## [Input]
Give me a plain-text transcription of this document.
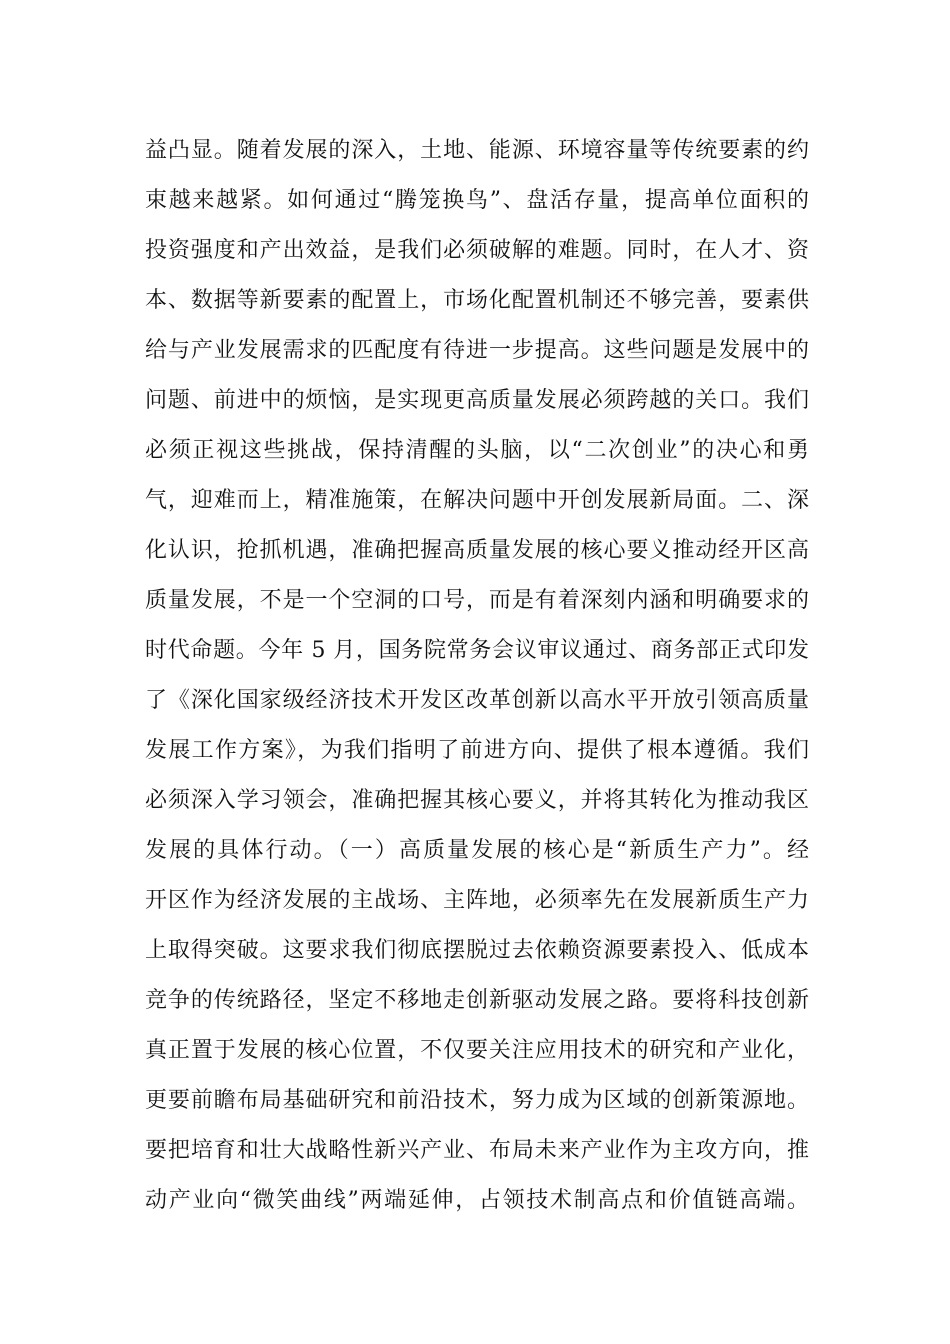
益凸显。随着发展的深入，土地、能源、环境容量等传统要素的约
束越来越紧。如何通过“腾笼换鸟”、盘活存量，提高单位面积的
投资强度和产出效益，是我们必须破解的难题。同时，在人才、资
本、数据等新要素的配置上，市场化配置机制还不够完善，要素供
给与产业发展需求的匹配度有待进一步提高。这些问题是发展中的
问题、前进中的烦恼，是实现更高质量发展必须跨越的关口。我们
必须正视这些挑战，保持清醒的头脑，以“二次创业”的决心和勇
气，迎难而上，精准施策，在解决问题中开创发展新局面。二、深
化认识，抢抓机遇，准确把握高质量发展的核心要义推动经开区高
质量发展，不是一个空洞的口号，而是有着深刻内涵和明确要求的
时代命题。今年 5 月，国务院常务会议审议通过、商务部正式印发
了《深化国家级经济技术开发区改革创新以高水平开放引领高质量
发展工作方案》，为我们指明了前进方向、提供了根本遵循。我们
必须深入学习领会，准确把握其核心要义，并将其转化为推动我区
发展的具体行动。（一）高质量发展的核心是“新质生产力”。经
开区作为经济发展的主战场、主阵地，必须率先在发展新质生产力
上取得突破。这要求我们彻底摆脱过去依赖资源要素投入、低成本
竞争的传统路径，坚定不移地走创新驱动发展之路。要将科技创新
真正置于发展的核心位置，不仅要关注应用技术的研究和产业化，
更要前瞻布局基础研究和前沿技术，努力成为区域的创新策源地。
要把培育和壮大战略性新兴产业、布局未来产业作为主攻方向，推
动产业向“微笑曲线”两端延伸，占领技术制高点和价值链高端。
---
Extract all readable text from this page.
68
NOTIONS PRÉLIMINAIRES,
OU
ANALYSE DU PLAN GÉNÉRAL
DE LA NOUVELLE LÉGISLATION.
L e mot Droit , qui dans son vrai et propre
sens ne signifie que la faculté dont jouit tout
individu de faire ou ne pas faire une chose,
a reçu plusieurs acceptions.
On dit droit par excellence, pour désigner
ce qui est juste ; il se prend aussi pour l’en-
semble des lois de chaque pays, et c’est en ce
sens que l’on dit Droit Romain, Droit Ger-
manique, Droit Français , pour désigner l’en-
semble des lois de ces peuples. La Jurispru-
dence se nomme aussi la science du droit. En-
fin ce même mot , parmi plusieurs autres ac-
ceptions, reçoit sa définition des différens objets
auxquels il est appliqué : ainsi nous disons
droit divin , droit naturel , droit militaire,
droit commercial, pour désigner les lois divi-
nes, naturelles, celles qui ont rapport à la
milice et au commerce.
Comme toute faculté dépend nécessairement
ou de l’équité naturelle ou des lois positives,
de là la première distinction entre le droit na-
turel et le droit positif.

## [Objective]
Copy out every line of the listing that contains the string "pour".

## [Written answer]
On dit droit par excellence, pour désigner
ce qui est juste ; il se prend aussi pour l’en-
manique, Droit Français , pour désigner l’en-
droit commercial, pour désigner les lois divi-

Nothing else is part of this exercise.